• **AIM**: Examine the material below and count the lines that hold the word "Roost". Report only the number.

# Start of WORKING DATA

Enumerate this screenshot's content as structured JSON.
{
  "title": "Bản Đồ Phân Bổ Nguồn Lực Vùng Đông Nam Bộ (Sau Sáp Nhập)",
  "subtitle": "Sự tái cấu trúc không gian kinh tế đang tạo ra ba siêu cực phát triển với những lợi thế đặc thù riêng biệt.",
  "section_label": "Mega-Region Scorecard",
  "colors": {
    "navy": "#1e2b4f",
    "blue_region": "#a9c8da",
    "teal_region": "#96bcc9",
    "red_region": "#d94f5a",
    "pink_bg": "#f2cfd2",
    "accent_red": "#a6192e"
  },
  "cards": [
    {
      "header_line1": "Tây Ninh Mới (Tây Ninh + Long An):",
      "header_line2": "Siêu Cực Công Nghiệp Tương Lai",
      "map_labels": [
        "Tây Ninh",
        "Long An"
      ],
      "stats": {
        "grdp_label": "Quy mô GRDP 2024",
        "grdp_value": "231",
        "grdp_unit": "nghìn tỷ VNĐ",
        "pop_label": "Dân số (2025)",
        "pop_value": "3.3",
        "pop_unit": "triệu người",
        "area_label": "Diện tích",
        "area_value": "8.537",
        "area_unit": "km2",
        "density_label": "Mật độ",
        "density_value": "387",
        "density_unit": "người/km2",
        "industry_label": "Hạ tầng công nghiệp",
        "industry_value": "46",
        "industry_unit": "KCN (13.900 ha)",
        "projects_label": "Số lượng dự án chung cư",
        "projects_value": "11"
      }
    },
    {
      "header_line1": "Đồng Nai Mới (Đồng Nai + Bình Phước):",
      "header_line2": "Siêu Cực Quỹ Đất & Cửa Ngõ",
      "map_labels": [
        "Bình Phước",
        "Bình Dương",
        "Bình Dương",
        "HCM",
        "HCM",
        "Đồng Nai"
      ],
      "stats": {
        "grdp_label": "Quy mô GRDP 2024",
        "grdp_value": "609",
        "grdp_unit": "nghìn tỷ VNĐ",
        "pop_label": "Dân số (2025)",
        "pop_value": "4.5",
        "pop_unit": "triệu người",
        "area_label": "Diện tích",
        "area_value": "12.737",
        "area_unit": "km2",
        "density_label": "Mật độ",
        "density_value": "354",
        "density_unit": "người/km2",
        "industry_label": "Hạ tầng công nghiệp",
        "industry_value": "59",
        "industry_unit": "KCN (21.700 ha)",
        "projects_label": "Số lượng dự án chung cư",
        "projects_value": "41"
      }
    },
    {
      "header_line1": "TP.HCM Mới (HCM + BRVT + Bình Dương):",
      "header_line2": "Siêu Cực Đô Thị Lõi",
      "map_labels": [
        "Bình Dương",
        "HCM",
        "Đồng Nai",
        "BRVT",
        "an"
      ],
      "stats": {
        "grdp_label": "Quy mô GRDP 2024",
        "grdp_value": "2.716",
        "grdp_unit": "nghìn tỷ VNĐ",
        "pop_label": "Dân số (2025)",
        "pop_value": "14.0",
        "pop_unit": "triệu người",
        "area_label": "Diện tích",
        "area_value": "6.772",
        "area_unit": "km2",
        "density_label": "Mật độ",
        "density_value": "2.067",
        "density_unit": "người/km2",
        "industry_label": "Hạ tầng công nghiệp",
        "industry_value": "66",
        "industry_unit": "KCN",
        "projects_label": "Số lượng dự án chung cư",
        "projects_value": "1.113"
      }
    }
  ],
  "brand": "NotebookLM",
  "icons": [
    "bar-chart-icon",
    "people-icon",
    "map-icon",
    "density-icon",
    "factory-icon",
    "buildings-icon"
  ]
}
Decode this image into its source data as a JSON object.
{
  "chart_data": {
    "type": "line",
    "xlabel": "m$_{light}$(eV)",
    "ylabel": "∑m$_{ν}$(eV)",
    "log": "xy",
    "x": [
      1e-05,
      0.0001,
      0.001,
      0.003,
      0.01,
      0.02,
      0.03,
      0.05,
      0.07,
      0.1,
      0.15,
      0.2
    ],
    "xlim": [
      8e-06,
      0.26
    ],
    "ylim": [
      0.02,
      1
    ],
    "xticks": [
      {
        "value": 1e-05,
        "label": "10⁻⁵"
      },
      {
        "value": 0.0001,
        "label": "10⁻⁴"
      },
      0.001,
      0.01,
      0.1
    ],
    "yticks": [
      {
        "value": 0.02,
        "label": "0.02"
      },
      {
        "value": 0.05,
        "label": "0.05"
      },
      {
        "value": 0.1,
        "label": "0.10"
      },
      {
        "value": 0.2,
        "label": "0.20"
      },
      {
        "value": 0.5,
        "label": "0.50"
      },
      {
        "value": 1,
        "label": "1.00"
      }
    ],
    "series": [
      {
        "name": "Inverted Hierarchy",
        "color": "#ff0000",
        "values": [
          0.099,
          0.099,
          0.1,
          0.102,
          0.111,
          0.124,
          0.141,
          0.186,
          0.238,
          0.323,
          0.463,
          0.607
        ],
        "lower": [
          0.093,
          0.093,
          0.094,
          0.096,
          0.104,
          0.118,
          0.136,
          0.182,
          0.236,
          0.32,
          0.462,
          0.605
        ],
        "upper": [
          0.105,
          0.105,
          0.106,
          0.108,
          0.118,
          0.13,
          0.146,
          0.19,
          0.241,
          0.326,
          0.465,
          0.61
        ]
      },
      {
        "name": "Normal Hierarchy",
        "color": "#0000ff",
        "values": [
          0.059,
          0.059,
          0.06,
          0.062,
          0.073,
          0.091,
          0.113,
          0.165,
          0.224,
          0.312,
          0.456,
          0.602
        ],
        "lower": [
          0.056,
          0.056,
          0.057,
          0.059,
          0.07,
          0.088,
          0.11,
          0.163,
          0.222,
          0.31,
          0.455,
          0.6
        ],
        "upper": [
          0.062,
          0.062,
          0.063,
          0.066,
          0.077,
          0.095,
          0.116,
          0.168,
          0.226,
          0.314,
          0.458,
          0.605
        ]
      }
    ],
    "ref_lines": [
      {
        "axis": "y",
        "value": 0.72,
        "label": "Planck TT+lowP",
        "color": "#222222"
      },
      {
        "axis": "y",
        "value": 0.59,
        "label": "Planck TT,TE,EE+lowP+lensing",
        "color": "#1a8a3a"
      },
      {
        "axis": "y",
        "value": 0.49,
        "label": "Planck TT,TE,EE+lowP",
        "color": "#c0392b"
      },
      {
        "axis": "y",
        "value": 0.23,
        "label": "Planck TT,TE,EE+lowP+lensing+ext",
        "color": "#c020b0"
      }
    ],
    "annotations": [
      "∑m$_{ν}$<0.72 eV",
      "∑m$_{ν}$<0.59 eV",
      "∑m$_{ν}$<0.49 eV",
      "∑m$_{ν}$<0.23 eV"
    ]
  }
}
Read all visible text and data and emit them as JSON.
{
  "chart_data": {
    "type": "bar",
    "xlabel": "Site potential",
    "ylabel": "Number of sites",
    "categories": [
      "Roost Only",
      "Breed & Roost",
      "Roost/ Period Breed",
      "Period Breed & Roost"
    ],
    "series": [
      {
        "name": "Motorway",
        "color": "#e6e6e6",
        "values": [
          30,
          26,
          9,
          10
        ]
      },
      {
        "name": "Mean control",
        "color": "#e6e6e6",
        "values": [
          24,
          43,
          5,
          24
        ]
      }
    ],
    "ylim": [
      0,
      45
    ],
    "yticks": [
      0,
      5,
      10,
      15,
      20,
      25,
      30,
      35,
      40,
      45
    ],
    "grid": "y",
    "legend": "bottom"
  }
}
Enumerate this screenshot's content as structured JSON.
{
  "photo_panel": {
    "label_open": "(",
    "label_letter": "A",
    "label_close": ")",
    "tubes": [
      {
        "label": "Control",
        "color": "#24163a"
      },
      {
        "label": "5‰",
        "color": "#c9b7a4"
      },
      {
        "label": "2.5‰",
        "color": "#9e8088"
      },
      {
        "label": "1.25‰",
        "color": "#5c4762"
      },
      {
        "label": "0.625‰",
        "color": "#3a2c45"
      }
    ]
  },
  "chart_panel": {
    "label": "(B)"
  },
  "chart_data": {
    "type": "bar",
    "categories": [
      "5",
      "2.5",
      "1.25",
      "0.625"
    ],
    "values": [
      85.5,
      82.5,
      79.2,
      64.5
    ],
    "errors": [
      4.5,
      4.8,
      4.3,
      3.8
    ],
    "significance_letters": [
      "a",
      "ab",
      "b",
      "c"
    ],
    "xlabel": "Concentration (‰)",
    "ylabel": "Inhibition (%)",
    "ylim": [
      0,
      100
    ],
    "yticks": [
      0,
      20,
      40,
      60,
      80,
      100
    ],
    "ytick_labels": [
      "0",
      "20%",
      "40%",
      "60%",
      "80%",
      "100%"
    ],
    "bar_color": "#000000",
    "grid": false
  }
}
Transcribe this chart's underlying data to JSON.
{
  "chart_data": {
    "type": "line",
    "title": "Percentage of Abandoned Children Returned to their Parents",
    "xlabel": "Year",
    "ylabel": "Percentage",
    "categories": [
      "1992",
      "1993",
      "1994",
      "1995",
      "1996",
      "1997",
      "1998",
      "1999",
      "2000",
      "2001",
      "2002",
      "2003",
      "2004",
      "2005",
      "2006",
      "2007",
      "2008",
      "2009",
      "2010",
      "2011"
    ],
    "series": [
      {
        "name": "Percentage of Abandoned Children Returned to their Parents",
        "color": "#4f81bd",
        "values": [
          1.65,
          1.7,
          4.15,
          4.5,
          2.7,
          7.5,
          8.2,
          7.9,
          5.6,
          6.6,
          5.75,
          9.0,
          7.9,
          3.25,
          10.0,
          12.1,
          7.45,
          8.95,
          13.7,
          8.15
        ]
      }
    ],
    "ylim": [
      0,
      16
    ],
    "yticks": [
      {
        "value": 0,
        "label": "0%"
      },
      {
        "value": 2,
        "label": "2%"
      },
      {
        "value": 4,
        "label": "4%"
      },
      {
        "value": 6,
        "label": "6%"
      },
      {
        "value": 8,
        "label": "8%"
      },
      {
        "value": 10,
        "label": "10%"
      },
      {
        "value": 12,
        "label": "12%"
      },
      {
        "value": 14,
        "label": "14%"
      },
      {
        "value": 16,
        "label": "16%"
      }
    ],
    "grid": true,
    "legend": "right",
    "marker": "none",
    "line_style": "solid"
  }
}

# End of WORKING DATA

• **EXPECTED ANSWER**: 4